──────── Supplied data

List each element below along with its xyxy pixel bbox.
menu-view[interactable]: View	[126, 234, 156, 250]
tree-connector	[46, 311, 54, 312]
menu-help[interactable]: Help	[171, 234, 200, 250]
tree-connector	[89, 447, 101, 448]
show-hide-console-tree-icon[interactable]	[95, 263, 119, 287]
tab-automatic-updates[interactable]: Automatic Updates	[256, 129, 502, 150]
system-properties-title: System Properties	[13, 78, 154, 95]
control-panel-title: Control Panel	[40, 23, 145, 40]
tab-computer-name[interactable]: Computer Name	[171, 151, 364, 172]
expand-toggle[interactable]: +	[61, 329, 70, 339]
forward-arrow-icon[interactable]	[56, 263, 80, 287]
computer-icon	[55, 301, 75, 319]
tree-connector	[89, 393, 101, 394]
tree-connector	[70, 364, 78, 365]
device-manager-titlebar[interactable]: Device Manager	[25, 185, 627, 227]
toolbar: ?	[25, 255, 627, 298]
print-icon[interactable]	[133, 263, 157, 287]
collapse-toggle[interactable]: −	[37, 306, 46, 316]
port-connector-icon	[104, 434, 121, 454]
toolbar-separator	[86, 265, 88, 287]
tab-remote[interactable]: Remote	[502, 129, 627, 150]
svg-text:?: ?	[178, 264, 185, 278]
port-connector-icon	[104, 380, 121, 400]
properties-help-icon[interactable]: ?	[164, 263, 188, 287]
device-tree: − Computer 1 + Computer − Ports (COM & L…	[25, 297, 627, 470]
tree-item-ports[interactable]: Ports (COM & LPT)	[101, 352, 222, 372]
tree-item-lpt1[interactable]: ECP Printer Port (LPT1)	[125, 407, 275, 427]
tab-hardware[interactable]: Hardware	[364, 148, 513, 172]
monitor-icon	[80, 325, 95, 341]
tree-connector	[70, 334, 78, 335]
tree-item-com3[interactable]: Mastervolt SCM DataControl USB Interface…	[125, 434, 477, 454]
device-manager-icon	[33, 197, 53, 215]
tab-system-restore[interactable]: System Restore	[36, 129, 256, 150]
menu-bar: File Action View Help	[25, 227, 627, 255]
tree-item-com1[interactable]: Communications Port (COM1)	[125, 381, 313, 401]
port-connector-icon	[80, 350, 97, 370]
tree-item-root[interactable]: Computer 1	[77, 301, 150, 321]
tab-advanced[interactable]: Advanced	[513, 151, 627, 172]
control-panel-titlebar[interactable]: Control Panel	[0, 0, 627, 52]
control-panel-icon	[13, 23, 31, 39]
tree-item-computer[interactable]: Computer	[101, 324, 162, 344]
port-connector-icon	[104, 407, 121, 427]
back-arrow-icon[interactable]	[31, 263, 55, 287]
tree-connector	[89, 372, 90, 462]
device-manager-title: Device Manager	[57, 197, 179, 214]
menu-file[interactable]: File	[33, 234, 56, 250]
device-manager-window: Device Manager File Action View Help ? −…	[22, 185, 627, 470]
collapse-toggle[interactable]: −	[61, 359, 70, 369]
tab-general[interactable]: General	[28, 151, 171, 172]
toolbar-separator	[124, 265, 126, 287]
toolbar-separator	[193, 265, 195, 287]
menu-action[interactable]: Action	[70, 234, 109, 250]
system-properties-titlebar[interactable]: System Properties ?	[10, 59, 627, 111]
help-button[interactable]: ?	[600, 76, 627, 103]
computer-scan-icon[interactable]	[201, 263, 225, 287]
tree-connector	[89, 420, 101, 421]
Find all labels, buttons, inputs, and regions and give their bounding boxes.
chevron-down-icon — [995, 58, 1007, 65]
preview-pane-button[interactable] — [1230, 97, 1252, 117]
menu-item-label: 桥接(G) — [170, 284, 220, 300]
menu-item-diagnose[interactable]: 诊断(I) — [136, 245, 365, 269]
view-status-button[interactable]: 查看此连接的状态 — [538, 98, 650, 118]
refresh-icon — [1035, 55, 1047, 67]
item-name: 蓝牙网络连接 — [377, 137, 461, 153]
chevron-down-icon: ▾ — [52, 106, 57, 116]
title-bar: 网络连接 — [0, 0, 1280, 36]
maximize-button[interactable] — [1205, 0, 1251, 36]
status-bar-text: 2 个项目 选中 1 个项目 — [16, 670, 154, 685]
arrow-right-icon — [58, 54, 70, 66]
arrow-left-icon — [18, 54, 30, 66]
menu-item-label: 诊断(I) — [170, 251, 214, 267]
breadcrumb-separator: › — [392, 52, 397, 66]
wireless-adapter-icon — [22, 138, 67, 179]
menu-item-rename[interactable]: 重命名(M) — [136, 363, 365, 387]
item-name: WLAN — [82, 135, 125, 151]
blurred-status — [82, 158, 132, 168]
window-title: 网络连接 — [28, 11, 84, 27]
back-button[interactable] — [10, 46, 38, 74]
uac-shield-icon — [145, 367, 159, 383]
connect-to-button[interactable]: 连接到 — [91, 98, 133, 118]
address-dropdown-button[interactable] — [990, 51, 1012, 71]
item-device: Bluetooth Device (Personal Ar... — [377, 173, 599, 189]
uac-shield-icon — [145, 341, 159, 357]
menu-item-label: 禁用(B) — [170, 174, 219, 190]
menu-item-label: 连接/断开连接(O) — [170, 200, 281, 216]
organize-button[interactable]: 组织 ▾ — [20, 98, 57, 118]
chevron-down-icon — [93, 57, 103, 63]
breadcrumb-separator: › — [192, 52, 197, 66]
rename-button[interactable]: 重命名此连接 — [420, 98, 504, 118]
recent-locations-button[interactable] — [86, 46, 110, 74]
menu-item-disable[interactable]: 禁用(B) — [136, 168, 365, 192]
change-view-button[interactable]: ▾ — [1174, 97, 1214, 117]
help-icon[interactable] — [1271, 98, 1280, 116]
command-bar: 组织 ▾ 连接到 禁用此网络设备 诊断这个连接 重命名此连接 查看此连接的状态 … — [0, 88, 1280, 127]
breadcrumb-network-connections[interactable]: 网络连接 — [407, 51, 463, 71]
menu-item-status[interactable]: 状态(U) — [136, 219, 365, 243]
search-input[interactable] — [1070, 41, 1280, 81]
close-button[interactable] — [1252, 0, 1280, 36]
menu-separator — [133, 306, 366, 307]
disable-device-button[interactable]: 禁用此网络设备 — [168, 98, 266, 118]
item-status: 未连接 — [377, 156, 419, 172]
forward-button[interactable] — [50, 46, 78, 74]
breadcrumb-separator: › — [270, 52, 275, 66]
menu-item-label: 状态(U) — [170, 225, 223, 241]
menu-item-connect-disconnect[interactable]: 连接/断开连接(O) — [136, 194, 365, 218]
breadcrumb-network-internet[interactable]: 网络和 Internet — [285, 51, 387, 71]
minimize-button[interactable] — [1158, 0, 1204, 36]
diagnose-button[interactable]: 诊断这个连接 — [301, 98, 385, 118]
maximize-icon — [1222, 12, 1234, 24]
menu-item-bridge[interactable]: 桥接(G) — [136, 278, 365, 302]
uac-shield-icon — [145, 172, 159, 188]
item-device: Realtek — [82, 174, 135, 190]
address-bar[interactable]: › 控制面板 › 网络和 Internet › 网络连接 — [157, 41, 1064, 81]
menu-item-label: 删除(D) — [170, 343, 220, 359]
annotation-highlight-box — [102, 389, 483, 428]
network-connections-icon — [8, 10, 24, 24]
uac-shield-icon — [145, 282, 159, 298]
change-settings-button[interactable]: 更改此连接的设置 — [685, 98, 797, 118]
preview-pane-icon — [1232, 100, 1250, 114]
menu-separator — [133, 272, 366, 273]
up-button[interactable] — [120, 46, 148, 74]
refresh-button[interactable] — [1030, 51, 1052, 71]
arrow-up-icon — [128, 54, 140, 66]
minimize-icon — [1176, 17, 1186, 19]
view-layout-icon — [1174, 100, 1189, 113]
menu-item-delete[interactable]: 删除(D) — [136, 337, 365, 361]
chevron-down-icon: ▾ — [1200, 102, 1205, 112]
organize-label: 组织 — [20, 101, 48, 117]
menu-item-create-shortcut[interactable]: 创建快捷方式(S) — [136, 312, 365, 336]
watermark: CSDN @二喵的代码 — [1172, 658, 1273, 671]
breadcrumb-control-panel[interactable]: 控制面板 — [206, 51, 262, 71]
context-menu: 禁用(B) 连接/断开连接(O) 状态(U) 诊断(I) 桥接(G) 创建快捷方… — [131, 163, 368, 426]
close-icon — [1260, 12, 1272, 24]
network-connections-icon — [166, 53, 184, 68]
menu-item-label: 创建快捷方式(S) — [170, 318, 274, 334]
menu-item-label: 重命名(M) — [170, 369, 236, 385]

────────────────

Render the part of the listing that opens with its first line and closes with the line containing "78, 154, 95]" as a Markdown table with the columns Row and Line. Number each line in the Row column and omit blank lines.

[Exercise answer]:
| Row | Line |
|---|---|
| 1 | List each element below along with its xyxy pixel bbox. |
| 2 | menu-view[interactable]: View	[126, 234, 156, 250] |
| 3 | tree-connector	[46, 311, 54, 312] |
| 4 | menu-help[interactable]: Help	[171, 234, 200, 250] |
| 5 | tree-connector	[89, 447, 101, 448] |
| 6 | show-hide-console-tree-icon[interactable]	[95, 263, 119, 287] |
| 7 | tab-automatic-updates[interactable]: Automatic Updates	[256, 129, 502, 150] |
| 8 | system-properties-title: System Properties	[13, 78, 154, 95] |